**SUPPLIED MATERIAL:**
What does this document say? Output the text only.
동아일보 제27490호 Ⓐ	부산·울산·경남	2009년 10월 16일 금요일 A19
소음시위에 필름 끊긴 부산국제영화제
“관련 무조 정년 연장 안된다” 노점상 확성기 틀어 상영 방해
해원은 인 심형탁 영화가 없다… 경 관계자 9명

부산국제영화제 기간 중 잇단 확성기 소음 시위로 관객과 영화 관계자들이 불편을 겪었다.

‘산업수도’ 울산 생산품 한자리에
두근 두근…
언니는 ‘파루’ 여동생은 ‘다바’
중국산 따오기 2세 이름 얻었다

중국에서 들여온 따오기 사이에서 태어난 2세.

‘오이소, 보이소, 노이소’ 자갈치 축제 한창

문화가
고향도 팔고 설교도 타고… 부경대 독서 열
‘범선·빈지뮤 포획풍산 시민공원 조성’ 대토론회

**WHAT TO WORK ON:** Copy out the material above in its entirety. Every detail must match.

**OUTPUT BELOW:**
What does this document say? Output the text only.
동아일보 제27490호 Ⓐ	부산·울산·경남	2009년 10월 16일 금요일 A19
소음시위에 필름 끊긴 부산국제영화제
“관련 무조 정년 연장 안된다” 노점상 확성기 틀어 상영 방해
해원은 인 심형탁 영화가 없다… 경 관계자 9명

부산국제영화제 기간 중 잇단 확성기 소음 시위로 관객과 영화 관계자들이 불편을 겪었다.

‘산업수도’ 울산 생산품 한자리에
두근 두근…
언니는 ‘파루’ 여동생은 ‘다바’
중국산 따오기 2세 이름 얻었다

중국에서 들여온 따오기 사이에서 태어난 2세.

‘오이소, 보이소, 노이소’ 자갈치 축제 한창

문화가
고향도 팔고 설교도 타고… 부경대 독서 열
‘범선·빈지뮤 포획풍산 시민공원 조성’ 대토론회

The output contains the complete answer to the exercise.